*CHALLENGE*.
Return the listing word for word, as given.

:::

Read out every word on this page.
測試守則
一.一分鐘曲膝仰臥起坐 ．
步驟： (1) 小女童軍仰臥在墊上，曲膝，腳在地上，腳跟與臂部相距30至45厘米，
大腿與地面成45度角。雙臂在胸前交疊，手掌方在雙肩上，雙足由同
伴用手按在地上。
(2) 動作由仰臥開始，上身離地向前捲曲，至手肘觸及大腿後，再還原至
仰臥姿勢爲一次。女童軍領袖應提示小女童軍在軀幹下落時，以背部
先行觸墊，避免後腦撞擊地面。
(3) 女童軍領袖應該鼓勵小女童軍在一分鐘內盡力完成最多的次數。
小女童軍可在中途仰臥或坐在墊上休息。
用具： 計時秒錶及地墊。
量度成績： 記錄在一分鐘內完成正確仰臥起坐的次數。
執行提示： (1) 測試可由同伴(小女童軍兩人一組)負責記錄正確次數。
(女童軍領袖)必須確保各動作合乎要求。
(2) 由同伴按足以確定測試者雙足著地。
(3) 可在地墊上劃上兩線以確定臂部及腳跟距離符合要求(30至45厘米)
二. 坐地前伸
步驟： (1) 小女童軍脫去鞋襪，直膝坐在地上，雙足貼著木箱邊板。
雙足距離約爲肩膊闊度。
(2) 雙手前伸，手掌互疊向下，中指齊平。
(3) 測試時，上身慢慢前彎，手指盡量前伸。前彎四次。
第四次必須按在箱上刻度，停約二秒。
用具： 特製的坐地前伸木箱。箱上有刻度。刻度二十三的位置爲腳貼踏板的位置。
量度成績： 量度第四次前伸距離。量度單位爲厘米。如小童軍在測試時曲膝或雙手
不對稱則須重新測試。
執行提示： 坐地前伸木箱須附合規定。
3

:::

*ANSWER TO THIS EXERCISE*.
Read out every word on this page.
測試守則
一.一分鐘曲膝仰臥起坐 ．
步驟： (1) 小女童軍仰臥在墊上，曲膝，腳在地上，腳跟與臂部相距30至45厘米，
大腿與地面成45度角。雙臂在胸前交疊，手掌方在雙肩上，雙足由同
伴用手按在地上。
(2) 動作由仰臥開始，上身離地向前捲曲，至手肘觸及大腿後，再還原至
仰臥姿勢爲一次。女童軍領袖應提示小女童軍在軀幹下落時，以背部
先行觸墊，避免後腦撞擊地面。
(3) 女童軍領袖應該鼓勵小女童軍在一分鐘內盡力完成最多的次數。
小女童軍可在中途仰臥或坐在墊上休息。
用具： 計時秒錶及地墊。
量度成績： 記錄在一分鐘內完成正確仰臥起坐的次數。
執行提示： (1) 測試可由同伴(小女童軍兩人一組)負責記錄正確次數。
(女童軍領袖)必須確保各動作合乎要求。
(2) 由同伴按足以確定測試者雙足著地。
(3) 可在地墊上劃上兩線以確定臂部及腳跟距離符合要求(30至45厘米)
二. 坐地前伸
步驟： (1) 小女童軍脫去鞋襪，直膝坐在地上，雙足貼著木箱邊板。
雙足距離約爲肩膊闊度。
(2) 雙手前伸，手掌互疊向下，中指齊平。
(3) 測試時，上身慢慢前彎，手指盡量前伸。前彎四次。
第四次必須按在箱上刻度，停約二秒。
用具： 特製的坐地前伸木箱。箱上有刻度。刻度二十三的位置爲腳貼踏板的位置。
量度成績： 量度第四次前伸距離。量度單位爲厘米。如小童軍在測試時曲膝或雙手
不對稱則須重新測試。
執行提示： 坐地前伸木箱須附合規定。
3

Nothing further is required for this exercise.